Write out the material exactly. Do not include the pictures.

## START GIVEN RECORDS

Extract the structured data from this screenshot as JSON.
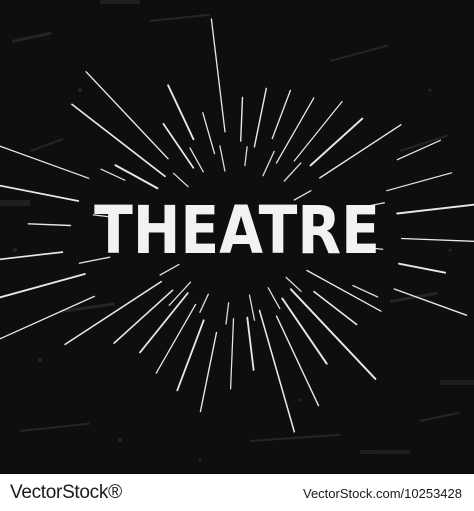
{
  "poster": {
    "title": "THEATRE",
    "background_color": "#0e0e0e",
    "text_color": "#f2f2f2",
    "ray_color": "#ffffff"
  },
  "footer": {
    "brand": "VectorStock®",
    "stock_id": "VectorStock.com/10253428",
    "text_color": "#1a1a1a"
  }
}
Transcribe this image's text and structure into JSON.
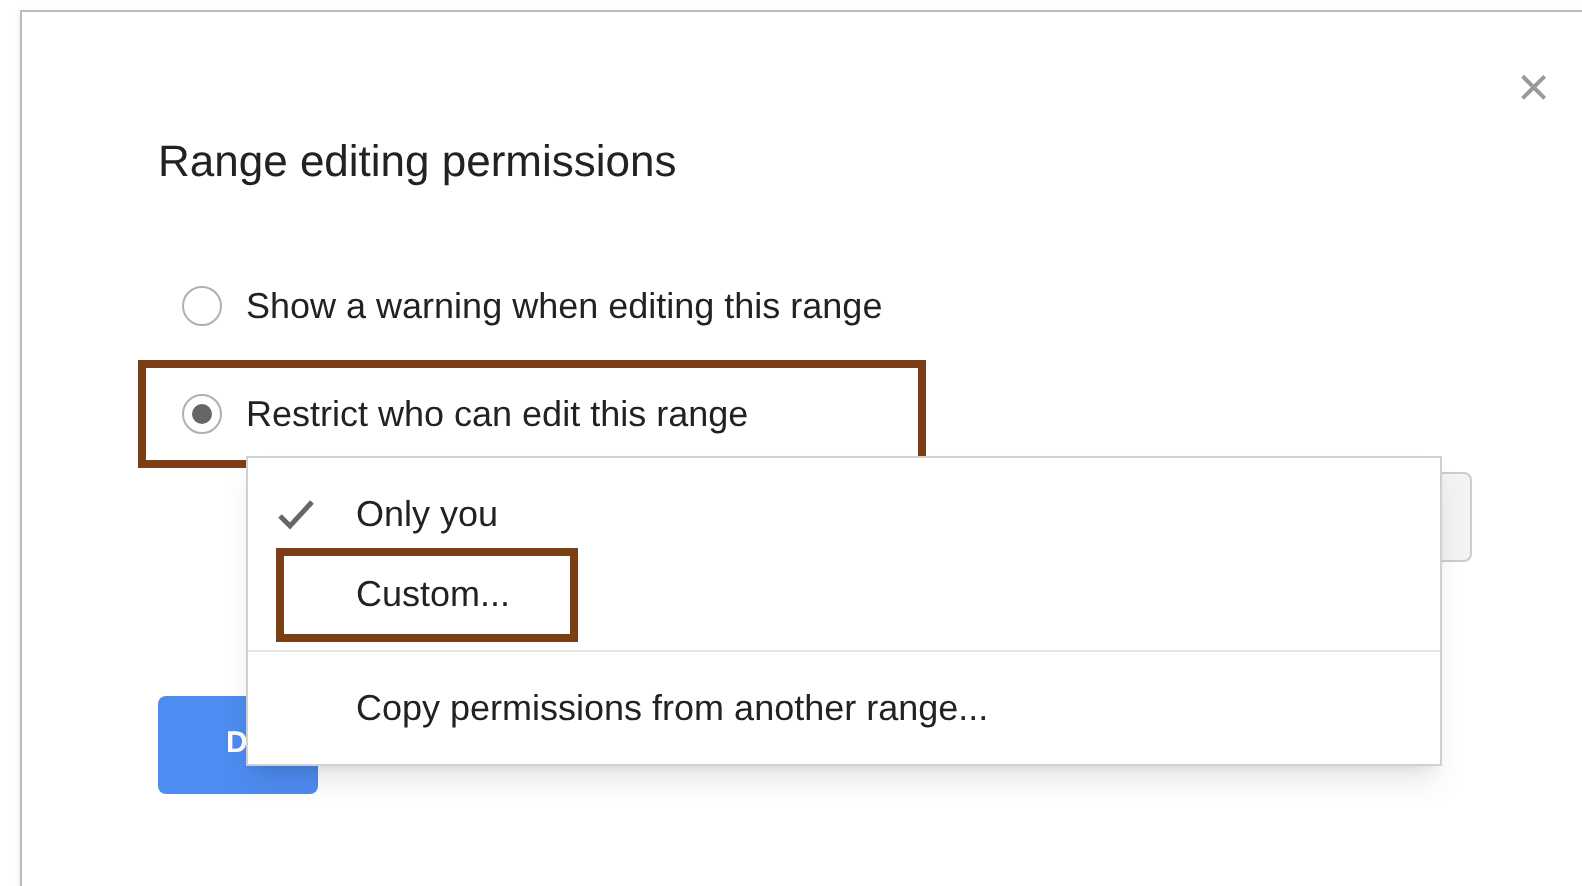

## END GIVEN RECORDS

_SOLUTION FOR THIS TASK_.
Extract the structured data from this screenshot as JSON.
{
  "poster": {
    "title": "THEATRE",
    "background_color": "#0e0e0e",
    "text_color": "#f2f2f2",
    "ray_color": "#ffffff"
  },
  "footer": {
    "brand": "VectorStock®",
    "stock_id": "VectorStock.com/10253428",
    "text_color": "#1a1a1a"
  }
}
Transcribe this image's text and structure into JSON.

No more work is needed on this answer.